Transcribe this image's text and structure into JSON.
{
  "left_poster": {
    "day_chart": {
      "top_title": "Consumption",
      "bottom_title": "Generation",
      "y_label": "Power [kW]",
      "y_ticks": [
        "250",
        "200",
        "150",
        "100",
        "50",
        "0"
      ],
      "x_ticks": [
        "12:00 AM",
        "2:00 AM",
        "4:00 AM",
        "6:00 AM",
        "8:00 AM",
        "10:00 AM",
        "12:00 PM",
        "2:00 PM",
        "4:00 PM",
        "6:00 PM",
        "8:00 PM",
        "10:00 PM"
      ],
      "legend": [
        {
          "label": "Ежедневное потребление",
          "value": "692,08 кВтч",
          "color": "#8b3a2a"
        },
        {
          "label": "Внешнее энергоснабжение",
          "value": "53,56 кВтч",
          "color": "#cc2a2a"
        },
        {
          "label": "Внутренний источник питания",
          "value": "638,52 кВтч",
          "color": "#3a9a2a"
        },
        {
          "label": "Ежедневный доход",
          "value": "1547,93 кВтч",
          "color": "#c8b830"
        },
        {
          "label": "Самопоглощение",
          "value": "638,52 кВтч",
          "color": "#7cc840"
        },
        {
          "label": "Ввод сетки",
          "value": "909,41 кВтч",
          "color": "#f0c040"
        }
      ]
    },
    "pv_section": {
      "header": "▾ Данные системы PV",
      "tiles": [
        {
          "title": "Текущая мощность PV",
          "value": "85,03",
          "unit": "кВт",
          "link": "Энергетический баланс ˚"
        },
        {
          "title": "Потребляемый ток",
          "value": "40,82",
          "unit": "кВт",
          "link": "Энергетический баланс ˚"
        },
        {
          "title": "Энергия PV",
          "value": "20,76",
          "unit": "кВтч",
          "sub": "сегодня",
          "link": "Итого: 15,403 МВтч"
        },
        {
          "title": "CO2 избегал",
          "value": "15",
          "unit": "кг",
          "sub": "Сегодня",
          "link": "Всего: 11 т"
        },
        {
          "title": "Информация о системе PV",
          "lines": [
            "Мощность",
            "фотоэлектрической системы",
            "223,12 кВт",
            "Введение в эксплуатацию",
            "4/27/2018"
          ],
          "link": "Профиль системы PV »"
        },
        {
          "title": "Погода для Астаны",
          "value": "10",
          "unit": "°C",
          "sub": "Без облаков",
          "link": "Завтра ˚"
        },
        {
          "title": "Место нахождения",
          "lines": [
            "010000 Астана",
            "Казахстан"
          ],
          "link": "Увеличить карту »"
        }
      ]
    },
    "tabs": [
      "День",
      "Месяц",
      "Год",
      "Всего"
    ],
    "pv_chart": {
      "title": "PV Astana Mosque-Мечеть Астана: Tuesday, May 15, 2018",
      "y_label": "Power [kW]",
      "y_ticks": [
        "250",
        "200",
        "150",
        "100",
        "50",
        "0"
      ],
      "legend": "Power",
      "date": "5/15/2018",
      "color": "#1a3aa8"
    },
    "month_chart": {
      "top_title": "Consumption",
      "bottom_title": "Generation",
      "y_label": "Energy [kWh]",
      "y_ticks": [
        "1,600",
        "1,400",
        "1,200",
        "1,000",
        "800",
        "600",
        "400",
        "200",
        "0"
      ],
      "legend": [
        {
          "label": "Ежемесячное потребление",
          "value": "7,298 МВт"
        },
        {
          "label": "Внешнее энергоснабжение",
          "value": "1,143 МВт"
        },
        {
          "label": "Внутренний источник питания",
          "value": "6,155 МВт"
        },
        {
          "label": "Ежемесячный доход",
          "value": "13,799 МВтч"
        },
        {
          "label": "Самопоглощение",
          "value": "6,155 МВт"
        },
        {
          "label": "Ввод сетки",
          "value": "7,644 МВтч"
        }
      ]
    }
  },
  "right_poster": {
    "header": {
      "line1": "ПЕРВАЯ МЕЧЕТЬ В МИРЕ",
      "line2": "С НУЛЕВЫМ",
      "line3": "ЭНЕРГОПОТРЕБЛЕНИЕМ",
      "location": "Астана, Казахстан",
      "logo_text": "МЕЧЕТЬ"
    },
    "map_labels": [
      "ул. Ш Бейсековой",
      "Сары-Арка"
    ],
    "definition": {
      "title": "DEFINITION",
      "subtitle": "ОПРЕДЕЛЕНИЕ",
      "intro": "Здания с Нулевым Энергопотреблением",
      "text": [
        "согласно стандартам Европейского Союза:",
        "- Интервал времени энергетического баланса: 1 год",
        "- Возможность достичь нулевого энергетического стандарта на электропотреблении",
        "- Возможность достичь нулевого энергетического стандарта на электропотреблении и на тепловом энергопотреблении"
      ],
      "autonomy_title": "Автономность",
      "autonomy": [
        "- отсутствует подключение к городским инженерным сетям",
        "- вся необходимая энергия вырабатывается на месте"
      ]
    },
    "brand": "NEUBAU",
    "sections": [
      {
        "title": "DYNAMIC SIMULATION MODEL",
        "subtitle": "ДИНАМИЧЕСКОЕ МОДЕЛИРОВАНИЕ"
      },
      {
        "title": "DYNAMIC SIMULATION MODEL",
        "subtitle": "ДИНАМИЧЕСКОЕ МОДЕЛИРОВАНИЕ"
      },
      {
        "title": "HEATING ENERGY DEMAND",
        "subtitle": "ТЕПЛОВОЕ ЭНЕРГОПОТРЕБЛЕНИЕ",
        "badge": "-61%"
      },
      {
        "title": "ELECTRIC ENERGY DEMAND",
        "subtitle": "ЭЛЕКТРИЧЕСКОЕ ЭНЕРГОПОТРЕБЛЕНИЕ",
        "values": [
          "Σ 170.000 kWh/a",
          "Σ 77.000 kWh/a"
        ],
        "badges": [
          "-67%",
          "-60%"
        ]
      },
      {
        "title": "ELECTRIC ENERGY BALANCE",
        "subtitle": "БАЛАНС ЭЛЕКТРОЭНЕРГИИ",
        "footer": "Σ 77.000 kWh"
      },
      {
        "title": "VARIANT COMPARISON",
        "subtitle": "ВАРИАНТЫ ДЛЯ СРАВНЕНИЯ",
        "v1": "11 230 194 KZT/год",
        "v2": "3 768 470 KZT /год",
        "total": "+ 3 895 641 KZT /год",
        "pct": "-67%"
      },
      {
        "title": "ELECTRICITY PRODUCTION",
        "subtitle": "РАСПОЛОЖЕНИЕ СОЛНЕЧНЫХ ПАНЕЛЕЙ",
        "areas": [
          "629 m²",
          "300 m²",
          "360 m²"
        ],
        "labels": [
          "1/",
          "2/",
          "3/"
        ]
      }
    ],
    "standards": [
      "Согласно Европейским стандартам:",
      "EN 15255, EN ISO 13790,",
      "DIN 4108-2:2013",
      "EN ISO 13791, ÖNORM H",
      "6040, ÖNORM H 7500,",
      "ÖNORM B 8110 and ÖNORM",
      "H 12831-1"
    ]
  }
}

------------------------

In the entries above, locate every line with the word "системы" and copy it.

      "header": "▾ Данные системы PV",
            "фотоэлектрической системы",
          "link": "Профиль системы PV »"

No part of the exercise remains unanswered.